> **Written request**: Locate each line below that includes "Swapping" and reproduce it.

Part of a data file
=-=-=-=-=

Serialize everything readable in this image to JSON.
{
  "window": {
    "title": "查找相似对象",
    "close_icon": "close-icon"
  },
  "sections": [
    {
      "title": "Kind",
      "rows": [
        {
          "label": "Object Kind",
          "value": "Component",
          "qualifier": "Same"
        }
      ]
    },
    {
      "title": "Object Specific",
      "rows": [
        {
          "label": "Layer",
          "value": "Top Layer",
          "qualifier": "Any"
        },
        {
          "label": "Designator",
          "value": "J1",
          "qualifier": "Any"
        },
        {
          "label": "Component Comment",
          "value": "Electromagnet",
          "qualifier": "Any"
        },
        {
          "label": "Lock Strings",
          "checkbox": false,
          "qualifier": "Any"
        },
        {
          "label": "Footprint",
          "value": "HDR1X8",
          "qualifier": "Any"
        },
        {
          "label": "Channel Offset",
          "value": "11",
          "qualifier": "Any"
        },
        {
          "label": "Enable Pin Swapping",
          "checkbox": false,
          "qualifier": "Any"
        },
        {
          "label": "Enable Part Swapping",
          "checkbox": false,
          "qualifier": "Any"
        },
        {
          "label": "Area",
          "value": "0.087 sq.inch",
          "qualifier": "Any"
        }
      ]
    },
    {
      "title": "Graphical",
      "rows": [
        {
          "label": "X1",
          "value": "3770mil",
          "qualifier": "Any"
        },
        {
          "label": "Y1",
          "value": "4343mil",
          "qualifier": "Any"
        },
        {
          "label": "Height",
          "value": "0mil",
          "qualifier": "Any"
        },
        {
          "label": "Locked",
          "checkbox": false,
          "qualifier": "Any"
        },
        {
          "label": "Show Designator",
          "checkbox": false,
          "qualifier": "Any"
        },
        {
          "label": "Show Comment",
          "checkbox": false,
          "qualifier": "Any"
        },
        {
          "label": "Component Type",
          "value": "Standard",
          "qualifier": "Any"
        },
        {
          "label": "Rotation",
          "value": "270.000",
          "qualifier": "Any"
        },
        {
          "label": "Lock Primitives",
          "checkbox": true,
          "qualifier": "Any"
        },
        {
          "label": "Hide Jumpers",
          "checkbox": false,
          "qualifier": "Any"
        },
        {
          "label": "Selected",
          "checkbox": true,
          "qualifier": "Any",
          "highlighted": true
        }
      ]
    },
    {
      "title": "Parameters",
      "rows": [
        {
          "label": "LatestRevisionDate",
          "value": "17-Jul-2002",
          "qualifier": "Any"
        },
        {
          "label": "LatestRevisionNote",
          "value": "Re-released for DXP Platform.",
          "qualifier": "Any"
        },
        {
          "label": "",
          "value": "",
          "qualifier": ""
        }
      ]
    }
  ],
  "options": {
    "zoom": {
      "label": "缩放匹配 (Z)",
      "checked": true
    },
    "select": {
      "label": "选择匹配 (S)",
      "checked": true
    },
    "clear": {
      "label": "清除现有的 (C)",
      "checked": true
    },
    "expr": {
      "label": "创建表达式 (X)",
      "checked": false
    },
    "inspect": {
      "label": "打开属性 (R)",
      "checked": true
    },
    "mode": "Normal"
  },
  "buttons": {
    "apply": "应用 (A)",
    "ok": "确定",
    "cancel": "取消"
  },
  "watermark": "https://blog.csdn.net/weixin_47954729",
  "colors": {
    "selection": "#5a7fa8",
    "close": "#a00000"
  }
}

=-=-=-=-=

> **Output for this task**:
          "label": "Enable Pin Swapping",
          "label": "Enable Part Swapping",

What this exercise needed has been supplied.